• Task goal:
Could you turn the data below into a numbered list, one entry per line, with blank lines left out?

-- start Input for this task --

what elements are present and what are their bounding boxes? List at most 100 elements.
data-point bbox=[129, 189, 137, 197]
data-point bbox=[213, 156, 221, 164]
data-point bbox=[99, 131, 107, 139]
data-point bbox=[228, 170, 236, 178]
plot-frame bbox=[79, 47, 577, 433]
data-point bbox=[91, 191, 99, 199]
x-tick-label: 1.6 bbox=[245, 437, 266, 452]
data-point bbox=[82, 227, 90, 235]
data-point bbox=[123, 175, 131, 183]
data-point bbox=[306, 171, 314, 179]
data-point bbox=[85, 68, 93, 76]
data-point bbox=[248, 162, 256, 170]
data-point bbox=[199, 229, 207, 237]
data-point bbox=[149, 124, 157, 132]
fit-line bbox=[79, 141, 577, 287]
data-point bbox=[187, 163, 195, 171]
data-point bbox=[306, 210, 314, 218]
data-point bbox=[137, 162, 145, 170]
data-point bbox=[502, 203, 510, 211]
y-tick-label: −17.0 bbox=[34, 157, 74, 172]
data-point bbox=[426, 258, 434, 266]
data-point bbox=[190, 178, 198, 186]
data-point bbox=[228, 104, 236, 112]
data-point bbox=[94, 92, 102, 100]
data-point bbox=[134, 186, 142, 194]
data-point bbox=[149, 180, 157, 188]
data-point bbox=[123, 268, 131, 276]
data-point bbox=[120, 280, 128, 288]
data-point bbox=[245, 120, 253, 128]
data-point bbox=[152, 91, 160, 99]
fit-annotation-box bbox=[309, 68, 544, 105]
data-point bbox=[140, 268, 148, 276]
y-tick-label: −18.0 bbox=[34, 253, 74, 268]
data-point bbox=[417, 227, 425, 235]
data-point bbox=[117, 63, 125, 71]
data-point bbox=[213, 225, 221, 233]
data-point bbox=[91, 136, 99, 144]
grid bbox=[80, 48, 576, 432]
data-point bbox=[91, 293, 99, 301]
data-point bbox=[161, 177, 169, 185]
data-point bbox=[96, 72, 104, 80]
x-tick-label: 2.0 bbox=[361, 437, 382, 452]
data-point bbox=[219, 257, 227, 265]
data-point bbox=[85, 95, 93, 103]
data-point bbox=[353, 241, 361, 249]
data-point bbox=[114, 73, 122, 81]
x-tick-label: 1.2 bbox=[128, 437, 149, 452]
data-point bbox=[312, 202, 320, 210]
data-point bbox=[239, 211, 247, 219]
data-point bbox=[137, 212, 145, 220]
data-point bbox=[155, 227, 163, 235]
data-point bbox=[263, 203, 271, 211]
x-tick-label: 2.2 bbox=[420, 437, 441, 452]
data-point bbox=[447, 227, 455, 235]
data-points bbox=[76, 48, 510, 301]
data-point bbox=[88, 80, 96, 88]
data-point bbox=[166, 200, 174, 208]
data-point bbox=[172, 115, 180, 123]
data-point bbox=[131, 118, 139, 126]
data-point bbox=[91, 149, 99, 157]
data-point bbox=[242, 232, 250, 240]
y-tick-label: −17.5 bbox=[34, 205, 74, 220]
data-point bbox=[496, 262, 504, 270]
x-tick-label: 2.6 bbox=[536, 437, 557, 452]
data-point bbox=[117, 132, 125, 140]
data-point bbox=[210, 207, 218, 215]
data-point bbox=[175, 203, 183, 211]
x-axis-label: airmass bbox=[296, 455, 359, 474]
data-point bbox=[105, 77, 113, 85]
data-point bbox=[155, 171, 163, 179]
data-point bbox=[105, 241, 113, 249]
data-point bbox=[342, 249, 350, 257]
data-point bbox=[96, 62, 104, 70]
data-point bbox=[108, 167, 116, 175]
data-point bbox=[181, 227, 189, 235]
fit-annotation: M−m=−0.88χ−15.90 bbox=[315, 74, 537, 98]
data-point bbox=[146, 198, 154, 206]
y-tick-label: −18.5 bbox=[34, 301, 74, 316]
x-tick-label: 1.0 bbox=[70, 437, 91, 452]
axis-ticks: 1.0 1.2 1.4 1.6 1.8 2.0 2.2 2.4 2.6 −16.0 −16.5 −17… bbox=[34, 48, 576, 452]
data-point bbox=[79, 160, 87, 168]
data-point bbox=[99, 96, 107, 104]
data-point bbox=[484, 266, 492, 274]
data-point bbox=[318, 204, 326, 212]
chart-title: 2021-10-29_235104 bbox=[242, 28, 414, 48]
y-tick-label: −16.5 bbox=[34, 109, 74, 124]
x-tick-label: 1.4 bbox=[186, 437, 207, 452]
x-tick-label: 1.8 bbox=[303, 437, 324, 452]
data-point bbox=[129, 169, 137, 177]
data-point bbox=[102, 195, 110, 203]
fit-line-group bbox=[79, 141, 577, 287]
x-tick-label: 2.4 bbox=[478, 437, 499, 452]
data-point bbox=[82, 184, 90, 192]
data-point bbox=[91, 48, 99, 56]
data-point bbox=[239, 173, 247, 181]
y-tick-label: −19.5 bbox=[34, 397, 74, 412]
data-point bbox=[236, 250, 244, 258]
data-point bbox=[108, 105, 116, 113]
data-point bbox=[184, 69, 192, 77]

-- end Input for this task --

• Written reply:
1. what elements are present and what are their bounding boxes? List at most 100 elements.
2. data-point bbox=[129, 189, 137, 197]
3. data-point bbox=[213, 156, 221, 164]
4. data-point bbox=[99, 131, 107, 139]
5. data-point bbox=[228, 170, 236, 178]
6. plot-frame bbox=[79, 47, 577, 433]
7. data-point bbox=[91, 191, 99, 199]
8. x-tick-label: 1.6 bbox=[245, 437, 266, 452]
9. data-point bbox=[82, 227, 90, 235]
10. data-point bbox=[123, 175, 131, 183]
11. data-point bbox=[306, 171, 314, 179]
12. data-point bbox=[85, 68, 93, 76]
13. data-point bbox=[248, 162, 256, 170]
14. data-point bbox=[199, 229, 207, 237]
15. data-point bbox=[149, 124, 157, 132]
16. fit-line bbox=[79, 141, 577, 287]
17. data-point bbox=[187, 163, 195, 171]
18. data-point bbox=[306, 210, 314, 218]
19. data-point bbox=[137, 162, 145, 170]
20. data-point bbox=[502, 203, 510, 211]
21. y-tick-label: −17.0 bbox=[34, 157, 74, 172]
22. data-point bbox=[426, 258, 434, 266]
23. data-point bbox=[190, 178, 198, 186]
24. data-point bbox=[228, 104, 236, 112]
25. data-point bbox=[94, 92, 102, 100]
26. data-point bbox=[134, 186, 142, 194]
27. data-point bbox=[149, 180, 157, 188]
28. data-point bbox=[123, 268, 131, 276]
29. data-point bbox=[120, 280, 128, 288]
30. data-point bbox=[245, 120, 253, 128]
31. data-point bbox=[152, 91, 160, 99]
32. fit-annotation-box bbox=[309, 68, 544, 105]
33. data-point bbox=[140, 268, 148, 276]
34. y-tick-label: −18.0 bbox=[34, 253, 74, 268]
35. data-point bbox=[417, 227, 425, 235]
36. data-point bbox=[117, 63, 125, 71]
37. data-point bbox=[213, 225, 221, 233]
38. data-point bbox=[91, 136, 99, 144]
39. grid bbox=[80, 48, 576, 432]
40. data-point bbox=[91, 293, 99, 301]
41. data-point bbox=[161, 177, 169, 185]
42. data-point bbox=[96, 72, 104, 80]
43. x-tick-label: 2.0 bbox=[361, 437, 382, 452]
44. data-point bbox=[219, 257, 227, 265]
45. data-point bbox=[85, 95, 93, 103]
46. data-point bbox=[353, 241, 361, 249]
47. data-point bbox=[114, 73, 122, 81]
48. x-tick-label: 1.2 bbox=[128, 437, 149, 452]
49. data-point bbox=[312, 202, 320, 210]
50. data-point bbox=[239, 211, 247, 219]
51. data-point bbox=[137, 212, 145, 220]
52. data-point bbox=[155, 227, 163, 235]
53. data-point bbox=[263, 203, 271, 211]
54. x-tick-label: 2.2 bbox=[420, 437, 441, 452]
55. data-point bbox=[447, 227, 455, 235]
56. data-points bbox=[76, 48, 510, 301]
57. data-point bbox=[88, 80, 96, 88]
58. data-point bbox=[166, 200, 174, 208]
59. data-point bbox=[172, 115, 180, 123]
60. data-point bbox=[131, 118, 139, 126]
61. data-point bbox=[91, 149, 99, 157]
62. data-point bbox=[242, 232, 250, 240]
63. y-tick-label: −17.5 bbox=[34, 205, 74, 220]
64. data-point bbox=[496, 262, 504, 270]
65. x-tick-label: 2.6 bbox=[536, 437, 557, 452]
66. data-point bbox=[117, 132, 125, 140]
67. data-point bbox=[210, 207, 218, 215]
68. data-point bbox=[175, 203, 183, 211]
69. x-axis-label: airmass bbox=[296, 455, 359, 474]
70. data-point bbox=[105, 77, 113, 85]
71. data-point bbox=[155, 171, 163, 179]
72. data-point bbox=[105, 241, 113, 249]
73. data-point bbox=[342, 249, 350, 257]
74. data-point bbox=[96, 62, 104, 70]
75. data-point bbox=[108, 167, 116, 175]
76. data-point bbox=[181, 227, 189, 235]
77. fit-annotation: M−m=−0.88χ−15.90 bbox=[315, 74, 537, 98]
78. data-point bbox=[146, 198, 154, 206]
79. y-tick-label: −18.5 bbox=[34, 301, 74, 316]
80. x-tick-label: 1.0 bbox=[70, 437, 91, 452]
81. axis-ticks: 1.0 1.2 1.4 1.6 1.8 2.0 2.2 2.4 2.6 −16.0 −16.5 −17… bbox=[34, 48, 576, 452]
82. data-point bbox=[79, 160, 87, 168]
83. data-point bbox=[99, 96, 107, 104]
84. data-point bbox=[484, 266, 492, 274]
85. data-point bbox=[318, 204, 326, 212]
86. chart-title: 2021-10-29_235104 bbox=[242, 28, 414, 48]
87. y-tick-label: −16.5 bbox=[34, 109, 74, 124]
88. x-tick-label: 1.4 bbox=[186, 437, 207, 452]
89. x-tick-label: 1.8 bbox=[303, 437, 324, 452]
90. data-point bbox=[129, 169, 137, 177]
91. data-point bbox=[102, 195, 110, 203]
92. fit-line-group bbox=[79, 141, 577, 287]
93. x-tick-label: 2.4 bbox=[478, 437, 499, 452]
94. data-point bbox=[82, 184, 90, 192]
95. data-point bbox=[91, 48, 99, 56]
96. data-point bbox=[239, 173, 247, 181]
97. y-tick-label: −19.5 bbox=[34, 397, 74, 412]
98. data-point bbox=[236, 250, 244, 258]
99. data-point bbox=[108, 105, 116, 113]
100. data-point bbox=[184, 69, 192, 77]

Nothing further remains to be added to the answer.